--- Work to do ---
Beginning with the line where "Decode this image" appears, retype every remaining line of the data below, both the first and last included.

--- Data entries ---
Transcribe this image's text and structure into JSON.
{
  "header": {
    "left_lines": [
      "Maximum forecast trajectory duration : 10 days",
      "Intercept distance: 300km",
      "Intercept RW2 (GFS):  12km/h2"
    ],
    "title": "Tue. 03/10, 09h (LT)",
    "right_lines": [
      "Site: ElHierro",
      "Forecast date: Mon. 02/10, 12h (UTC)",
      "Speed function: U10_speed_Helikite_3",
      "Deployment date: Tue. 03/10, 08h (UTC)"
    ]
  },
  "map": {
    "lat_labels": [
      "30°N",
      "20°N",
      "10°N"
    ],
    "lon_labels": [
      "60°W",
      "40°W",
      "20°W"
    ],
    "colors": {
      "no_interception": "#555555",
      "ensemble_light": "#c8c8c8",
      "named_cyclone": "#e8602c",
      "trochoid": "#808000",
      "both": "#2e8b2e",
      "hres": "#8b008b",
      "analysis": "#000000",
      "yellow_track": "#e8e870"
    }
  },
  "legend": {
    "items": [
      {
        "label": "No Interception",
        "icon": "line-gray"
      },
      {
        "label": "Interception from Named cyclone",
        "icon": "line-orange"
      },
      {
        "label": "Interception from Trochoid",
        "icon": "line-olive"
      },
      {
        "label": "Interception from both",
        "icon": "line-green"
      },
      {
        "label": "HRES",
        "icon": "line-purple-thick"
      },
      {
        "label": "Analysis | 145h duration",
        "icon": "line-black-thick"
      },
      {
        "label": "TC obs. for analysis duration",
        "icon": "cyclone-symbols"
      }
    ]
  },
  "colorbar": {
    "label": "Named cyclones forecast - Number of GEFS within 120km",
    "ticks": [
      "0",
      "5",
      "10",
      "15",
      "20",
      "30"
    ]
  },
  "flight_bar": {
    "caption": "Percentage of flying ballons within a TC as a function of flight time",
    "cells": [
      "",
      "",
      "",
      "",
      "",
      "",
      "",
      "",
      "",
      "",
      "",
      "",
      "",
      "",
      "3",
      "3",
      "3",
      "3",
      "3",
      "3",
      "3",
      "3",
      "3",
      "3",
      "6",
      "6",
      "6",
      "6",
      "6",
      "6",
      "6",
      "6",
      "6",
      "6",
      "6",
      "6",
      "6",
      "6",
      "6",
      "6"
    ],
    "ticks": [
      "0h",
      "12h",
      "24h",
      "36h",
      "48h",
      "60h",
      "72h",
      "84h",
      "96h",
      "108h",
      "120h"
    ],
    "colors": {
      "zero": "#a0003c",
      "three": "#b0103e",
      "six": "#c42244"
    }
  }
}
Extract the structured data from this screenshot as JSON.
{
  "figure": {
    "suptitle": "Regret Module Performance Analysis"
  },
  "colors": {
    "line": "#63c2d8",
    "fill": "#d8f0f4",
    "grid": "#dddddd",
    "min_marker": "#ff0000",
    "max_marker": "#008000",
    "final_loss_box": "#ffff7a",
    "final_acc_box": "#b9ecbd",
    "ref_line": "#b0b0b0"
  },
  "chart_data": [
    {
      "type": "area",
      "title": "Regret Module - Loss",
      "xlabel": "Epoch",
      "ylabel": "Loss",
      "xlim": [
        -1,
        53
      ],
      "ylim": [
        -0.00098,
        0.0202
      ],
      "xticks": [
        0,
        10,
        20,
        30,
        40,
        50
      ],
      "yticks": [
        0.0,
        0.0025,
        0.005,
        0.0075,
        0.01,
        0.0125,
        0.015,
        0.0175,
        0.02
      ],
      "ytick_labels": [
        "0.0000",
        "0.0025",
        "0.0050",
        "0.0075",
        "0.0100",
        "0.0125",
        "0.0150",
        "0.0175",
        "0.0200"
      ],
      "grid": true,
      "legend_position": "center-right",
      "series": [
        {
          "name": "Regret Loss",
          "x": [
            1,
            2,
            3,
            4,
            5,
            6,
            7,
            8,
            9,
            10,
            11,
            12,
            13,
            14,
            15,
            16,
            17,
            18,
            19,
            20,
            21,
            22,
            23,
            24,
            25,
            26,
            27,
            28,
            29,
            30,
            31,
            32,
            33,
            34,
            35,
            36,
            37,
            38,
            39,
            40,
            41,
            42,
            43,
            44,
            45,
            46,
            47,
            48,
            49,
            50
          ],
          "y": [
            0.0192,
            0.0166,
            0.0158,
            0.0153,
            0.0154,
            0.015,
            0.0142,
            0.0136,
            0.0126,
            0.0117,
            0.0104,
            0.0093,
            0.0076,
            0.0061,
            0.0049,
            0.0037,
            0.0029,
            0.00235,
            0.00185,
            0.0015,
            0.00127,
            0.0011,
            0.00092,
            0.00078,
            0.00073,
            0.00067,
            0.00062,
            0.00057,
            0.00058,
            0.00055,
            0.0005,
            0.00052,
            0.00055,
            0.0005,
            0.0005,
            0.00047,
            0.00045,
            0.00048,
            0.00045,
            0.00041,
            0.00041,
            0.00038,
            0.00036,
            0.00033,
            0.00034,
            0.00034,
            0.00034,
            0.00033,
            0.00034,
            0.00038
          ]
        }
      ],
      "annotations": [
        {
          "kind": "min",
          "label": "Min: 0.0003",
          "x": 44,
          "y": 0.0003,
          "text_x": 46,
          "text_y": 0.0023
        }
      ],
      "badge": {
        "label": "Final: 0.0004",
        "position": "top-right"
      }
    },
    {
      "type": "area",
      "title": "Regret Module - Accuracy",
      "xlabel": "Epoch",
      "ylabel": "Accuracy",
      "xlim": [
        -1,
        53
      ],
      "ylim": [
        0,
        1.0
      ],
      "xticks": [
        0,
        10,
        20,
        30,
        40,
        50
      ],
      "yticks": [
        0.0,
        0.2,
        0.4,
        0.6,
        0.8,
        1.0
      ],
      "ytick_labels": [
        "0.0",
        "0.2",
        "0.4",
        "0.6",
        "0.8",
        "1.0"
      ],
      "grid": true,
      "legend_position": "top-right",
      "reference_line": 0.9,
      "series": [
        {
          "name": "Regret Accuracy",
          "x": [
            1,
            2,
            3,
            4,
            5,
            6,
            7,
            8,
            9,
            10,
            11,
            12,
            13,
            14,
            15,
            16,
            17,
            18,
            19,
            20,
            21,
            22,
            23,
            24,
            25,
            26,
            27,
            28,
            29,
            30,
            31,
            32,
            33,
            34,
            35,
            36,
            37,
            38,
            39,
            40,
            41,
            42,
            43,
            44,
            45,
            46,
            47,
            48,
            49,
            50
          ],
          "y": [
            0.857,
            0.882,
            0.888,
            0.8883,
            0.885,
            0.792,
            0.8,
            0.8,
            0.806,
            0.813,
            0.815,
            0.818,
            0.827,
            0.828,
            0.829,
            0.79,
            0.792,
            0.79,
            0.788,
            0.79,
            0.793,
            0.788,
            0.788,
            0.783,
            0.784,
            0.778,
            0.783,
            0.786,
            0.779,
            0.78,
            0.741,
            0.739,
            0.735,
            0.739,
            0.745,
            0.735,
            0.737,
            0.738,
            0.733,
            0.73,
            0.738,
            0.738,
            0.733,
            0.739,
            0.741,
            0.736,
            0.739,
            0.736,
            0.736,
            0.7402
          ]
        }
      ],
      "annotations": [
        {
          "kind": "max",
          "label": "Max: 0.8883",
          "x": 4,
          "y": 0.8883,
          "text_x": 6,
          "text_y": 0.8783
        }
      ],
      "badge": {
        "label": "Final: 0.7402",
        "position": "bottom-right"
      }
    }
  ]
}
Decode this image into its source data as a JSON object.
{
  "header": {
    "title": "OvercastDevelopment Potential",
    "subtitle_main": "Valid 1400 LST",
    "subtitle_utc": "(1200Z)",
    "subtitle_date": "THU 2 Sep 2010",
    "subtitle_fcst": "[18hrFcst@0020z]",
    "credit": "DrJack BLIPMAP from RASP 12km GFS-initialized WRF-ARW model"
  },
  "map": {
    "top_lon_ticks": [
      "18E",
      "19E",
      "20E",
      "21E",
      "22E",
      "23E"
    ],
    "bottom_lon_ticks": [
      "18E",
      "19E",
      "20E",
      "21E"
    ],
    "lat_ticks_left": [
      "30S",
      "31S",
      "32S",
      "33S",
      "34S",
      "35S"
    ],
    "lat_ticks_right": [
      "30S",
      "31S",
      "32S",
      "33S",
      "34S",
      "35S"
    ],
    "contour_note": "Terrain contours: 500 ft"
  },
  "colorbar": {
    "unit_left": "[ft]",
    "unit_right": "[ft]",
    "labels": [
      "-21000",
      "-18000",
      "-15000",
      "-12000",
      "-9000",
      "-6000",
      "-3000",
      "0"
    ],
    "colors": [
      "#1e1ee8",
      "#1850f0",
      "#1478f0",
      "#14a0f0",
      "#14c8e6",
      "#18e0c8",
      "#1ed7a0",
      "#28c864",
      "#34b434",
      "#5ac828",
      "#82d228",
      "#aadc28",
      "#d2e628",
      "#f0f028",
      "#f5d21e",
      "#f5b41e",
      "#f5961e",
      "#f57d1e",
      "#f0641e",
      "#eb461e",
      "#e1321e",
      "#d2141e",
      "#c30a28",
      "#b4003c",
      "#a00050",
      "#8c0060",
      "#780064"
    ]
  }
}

--- Exercise answer ---
Decode this image into its source data as a JSON object.
{
  "header": {
    "title": "OvercastDevelopment Potential",
    "subtitle_main": "Valid 1400 LST",
    "subtitle_utc": "(1200Z)",
    "subtitle_date": "THU 2 Sep 2010",
    "subtitle_fcst": "[18hrFcst@0020z]",
    "credit": "DrJack BLIPMAP from RASP 12km GFS-initialized WRF-ARW model"
  },
  "map": {
    "top_lon_ticks": [
      "18E",
      "19E",
      "20E",
      "21E",
      "22E",
      "23E"
    ],
    "bottom_lon_ticks": [
      "18E",
      "19E",
      "20E",
      "21E"
    ],
    "lat_ticks_left": [
      "30S",
      "31S",
      "32S",
      "33S",
      "34S",
      "35S"
    ],
    "lat_ticks_right": [
      "30S",
      "31S",
      "32S",
      "33S",
      "34S",
      "35S"
    ],
    "contour_note": "Terrain contours: 500 ft"
  },
  "colorbar": {
    "unit_left": "[ft]",
    "unit_right": "[ft]",
    "labels": [
      "-21000",
      "-18000",
      "-15000",
      "-12000",
      "-9000",
      "-6000",
      "-3000",
      "0"
    ],
    "colors": [
      "#1e1ee8",
      "#1850f0",
      "#1478f0",
      "#14a0f0",
      "#14c8e6",
      "#18e0c8",
      "#1ed7a0",
      "#28c864",
      "#34b434",
      "#5ac828",
      "#82d228",
      "#aadc28",
      "#d2e628",
      "#f0f028",
      "#f5d21e",
      "#f5b41e",
      "#f5961e",
      "#f57d1e",
      "#f0641e",
      "#eb461e",
      "#e1321e",
      "#d2141e",
      "#c30a28",
      "#b4003c",
      "#a00050",
      "#8c0060",
      "#780064"
    ]
  }
}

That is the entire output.